[Given task]: Using the records that follow, copy every line containing the word "this".

[Input]:
++++

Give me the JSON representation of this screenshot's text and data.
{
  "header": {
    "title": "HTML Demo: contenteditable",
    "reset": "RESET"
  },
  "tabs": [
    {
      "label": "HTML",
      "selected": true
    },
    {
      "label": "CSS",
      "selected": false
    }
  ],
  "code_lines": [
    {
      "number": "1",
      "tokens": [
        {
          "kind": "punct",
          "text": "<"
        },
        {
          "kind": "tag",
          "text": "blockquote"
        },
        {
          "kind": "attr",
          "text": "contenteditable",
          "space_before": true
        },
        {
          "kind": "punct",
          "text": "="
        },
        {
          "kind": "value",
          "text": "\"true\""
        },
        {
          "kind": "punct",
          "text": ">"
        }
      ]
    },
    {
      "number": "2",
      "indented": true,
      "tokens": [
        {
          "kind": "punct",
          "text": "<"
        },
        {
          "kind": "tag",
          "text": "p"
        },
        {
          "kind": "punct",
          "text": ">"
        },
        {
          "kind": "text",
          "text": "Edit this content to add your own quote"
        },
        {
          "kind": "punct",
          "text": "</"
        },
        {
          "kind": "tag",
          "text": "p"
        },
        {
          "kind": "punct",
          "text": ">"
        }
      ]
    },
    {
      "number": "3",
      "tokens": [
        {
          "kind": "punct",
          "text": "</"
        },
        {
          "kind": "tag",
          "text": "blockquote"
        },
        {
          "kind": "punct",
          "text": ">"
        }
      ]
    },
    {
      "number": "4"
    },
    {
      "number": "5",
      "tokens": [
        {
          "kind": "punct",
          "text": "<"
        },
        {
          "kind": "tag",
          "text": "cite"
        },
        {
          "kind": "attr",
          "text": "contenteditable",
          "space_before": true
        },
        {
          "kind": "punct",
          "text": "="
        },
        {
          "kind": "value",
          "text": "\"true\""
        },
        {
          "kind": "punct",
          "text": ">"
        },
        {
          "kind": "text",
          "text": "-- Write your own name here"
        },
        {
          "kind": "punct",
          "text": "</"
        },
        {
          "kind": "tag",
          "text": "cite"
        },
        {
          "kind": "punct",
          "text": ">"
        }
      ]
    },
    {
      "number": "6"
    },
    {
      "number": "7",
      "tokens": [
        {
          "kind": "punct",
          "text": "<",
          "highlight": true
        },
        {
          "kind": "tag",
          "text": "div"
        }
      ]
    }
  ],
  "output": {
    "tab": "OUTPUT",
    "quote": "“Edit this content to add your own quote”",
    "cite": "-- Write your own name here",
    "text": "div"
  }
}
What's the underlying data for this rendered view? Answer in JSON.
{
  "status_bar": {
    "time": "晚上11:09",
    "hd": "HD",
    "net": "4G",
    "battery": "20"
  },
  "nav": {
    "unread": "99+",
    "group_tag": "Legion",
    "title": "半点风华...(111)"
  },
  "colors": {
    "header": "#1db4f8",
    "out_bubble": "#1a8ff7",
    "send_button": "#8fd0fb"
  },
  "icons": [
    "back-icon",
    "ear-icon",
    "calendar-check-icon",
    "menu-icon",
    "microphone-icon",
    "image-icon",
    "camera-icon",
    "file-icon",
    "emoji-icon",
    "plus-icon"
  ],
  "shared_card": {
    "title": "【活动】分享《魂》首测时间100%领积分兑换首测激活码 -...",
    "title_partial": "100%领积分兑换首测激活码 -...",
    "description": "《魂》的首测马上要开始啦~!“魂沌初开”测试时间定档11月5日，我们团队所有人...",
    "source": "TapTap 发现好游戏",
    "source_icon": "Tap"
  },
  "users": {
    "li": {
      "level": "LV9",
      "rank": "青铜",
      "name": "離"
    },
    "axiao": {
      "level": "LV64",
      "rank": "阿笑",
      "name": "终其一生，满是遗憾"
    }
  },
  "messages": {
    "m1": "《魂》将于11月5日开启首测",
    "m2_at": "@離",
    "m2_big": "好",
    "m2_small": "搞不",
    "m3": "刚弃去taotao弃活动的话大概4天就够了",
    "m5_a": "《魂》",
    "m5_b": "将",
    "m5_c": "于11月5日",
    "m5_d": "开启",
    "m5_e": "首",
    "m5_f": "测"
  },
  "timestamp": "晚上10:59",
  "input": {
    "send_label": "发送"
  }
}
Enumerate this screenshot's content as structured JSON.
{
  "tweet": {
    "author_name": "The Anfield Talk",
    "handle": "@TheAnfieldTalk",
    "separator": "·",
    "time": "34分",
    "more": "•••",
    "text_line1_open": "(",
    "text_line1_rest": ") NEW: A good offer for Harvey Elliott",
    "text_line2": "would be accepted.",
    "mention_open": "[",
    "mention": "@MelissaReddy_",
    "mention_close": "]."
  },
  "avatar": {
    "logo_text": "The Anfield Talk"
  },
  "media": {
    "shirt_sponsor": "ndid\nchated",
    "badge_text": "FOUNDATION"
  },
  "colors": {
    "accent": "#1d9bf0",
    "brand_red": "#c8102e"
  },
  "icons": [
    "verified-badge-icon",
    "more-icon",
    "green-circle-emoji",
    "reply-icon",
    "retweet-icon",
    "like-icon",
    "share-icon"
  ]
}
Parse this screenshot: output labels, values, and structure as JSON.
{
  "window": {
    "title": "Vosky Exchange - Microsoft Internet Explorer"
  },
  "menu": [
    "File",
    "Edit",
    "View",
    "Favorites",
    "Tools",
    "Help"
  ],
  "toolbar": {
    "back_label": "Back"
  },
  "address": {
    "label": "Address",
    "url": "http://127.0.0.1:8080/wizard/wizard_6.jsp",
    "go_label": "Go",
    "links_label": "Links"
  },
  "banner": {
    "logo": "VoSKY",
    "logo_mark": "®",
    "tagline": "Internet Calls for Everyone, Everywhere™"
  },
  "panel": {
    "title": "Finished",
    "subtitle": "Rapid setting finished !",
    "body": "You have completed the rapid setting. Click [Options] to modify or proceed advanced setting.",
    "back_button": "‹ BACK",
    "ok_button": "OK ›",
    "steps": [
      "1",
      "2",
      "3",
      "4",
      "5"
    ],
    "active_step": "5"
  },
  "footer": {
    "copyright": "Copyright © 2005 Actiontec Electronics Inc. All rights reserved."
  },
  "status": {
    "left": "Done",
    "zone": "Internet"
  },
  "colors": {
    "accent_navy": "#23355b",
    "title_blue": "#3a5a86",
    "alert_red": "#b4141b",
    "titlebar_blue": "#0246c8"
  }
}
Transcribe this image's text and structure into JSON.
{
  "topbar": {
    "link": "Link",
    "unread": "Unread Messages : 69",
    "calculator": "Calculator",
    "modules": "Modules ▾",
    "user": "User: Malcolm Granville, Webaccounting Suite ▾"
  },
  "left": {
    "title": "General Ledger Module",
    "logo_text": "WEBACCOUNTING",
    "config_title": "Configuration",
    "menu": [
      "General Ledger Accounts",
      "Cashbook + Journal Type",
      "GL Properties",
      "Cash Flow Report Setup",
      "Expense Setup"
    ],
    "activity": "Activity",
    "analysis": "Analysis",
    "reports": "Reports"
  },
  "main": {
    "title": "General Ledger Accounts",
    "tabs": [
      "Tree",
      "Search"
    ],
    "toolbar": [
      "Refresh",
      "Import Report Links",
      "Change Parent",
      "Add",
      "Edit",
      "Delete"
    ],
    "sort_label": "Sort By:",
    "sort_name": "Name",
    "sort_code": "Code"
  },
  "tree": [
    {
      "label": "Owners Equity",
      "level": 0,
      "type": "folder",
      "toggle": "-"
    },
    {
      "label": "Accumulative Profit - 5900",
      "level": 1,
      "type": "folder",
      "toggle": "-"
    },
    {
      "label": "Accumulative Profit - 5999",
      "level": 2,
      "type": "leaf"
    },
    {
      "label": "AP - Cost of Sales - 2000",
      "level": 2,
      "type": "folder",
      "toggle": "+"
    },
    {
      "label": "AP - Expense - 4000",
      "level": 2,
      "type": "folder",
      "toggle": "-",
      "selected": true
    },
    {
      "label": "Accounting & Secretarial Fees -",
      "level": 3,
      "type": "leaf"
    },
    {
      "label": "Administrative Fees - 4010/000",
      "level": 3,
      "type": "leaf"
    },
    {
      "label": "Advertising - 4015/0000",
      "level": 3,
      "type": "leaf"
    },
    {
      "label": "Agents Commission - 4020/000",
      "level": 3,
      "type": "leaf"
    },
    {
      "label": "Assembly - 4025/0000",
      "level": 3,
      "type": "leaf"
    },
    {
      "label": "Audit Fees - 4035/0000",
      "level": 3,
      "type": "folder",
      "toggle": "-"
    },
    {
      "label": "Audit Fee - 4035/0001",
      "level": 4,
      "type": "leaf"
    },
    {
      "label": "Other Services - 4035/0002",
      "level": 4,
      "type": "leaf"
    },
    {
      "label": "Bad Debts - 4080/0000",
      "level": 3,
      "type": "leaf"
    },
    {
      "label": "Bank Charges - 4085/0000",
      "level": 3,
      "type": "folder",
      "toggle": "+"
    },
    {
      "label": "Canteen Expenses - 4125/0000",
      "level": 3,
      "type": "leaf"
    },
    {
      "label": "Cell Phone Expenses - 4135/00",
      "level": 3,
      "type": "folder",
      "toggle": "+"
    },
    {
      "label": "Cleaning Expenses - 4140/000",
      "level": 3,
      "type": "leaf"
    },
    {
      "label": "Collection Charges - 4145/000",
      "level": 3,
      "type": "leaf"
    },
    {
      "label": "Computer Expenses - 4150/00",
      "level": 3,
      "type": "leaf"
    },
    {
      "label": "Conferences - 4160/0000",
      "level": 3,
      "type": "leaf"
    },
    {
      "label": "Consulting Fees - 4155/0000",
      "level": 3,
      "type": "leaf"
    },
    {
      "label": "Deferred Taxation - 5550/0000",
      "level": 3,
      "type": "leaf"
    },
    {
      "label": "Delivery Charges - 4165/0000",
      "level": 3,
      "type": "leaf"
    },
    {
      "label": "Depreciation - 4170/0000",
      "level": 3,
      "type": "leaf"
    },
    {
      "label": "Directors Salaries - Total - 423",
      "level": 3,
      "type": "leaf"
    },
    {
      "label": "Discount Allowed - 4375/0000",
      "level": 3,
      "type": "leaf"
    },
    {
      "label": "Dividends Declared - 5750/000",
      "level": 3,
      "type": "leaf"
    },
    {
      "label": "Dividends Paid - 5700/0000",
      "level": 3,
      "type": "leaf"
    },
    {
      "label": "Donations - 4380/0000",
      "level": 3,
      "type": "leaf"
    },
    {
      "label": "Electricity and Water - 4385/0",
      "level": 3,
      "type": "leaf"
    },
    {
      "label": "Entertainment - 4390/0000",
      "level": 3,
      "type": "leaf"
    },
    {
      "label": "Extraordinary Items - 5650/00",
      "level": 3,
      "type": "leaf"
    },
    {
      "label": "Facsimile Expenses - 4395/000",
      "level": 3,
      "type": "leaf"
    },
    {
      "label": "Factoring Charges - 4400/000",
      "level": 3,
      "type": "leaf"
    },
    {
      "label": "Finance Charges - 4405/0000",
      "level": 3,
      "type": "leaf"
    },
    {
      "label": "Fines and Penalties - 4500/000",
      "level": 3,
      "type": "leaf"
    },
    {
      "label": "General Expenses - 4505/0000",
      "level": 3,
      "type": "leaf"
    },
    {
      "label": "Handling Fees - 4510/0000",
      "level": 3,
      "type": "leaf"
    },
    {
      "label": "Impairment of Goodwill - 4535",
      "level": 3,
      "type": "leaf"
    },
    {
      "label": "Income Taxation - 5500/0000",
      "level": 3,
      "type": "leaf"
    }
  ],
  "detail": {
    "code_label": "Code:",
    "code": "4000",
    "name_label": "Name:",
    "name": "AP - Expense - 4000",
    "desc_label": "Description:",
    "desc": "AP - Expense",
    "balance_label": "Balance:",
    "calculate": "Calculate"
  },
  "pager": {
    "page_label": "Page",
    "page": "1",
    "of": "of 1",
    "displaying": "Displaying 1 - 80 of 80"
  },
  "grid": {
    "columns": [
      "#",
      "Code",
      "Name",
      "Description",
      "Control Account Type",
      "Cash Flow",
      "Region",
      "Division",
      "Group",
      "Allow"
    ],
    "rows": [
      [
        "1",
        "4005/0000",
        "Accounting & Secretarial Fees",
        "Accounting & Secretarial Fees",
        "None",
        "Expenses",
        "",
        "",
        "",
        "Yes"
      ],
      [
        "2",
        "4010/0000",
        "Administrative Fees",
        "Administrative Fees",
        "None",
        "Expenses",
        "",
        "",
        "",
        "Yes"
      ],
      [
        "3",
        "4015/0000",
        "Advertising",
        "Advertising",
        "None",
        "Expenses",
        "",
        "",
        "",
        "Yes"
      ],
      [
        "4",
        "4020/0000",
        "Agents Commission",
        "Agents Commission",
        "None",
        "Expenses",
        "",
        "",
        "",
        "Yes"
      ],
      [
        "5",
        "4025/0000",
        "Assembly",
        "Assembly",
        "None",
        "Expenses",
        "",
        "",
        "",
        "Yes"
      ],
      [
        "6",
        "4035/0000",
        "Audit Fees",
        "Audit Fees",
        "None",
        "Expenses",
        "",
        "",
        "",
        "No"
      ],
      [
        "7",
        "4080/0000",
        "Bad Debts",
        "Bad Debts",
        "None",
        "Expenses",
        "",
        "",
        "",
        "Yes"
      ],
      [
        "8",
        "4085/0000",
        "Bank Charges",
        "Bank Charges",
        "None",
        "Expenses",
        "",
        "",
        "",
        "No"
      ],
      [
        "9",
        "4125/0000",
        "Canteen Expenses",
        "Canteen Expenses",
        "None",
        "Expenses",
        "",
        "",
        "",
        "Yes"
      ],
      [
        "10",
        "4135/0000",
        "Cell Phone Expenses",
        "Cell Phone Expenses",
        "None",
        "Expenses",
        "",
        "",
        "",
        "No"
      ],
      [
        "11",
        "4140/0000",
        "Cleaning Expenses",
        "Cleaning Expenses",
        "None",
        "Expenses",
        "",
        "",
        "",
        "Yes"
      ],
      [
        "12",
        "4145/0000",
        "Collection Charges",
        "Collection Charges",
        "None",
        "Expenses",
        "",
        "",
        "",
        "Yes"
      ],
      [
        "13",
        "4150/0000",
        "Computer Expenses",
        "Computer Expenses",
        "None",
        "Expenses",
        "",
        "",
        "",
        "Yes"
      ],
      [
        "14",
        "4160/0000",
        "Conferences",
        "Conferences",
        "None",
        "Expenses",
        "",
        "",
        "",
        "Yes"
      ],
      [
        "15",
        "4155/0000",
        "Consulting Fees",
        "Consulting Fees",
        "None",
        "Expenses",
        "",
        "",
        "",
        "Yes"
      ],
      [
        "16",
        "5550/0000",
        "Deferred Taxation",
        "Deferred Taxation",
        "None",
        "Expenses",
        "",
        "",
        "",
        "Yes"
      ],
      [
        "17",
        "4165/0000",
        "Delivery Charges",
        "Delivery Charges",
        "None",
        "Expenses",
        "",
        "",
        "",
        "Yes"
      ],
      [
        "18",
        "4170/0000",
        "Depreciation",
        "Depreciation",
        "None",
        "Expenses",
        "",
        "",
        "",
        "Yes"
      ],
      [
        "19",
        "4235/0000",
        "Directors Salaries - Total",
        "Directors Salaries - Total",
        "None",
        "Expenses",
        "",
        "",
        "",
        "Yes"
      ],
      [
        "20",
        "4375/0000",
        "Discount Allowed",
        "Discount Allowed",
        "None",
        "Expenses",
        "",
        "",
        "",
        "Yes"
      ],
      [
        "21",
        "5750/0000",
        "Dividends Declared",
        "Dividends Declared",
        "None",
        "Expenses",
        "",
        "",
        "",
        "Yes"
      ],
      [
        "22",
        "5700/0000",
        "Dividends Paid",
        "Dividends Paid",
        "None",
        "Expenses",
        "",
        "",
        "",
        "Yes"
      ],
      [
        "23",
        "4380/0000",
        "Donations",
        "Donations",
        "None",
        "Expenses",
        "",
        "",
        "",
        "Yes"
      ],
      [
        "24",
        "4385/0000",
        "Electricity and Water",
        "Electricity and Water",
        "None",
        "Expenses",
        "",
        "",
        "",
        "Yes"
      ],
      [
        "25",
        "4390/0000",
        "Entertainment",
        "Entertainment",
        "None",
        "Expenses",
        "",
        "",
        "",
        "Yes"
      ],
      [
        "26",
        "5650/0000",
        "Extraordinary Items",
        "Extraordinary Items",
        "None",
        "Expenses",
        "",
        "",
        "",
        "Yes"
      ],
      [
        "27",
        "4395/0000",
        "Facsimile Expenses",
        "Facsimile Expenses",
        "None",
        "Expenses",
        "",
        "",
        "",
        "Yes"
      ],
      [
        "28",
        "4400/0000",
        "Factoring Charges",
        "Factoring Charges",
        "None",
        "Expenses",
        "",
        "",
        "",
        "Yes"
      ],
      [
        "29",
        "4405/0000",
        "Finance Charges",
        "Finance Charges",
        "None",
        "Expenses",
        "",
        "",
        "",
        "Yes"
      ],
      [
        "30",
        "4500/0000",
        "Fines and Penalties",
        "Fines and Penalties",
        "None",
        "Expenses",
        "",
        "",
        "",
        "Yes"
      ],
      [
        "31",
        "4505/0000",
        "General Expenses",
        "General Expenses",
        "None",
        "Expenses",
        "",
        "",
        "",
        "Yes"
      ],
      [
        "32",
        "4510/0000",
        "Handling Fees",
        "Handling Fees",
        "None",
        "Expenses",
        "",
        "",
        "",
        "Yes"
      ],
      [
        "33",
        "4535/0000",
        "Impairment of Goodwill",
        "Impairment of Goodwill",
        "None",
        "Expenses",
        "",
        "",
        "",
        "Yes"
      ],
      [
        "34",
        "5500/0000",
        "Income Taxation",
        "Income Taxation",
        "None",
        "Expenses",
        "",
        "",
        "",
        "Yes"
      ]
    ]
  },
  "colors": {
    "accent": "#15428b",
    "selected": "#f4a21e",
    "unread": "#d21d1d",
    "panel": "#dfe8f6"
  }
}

++++

[Full output]:
Give me the JSON representation of this screenshot's text and data.
          "text": "Edit this content to add your own quote"
    "quote": "“Edit this content to add your own quote”",
What's the underlying data for this rendered view? Answer in JSON.
Enumerate this screenshot's content as structured JSON.
Parse this screenshot: output labels, values, and structure as JSON.
Transcribe this image's text and structure into JSON.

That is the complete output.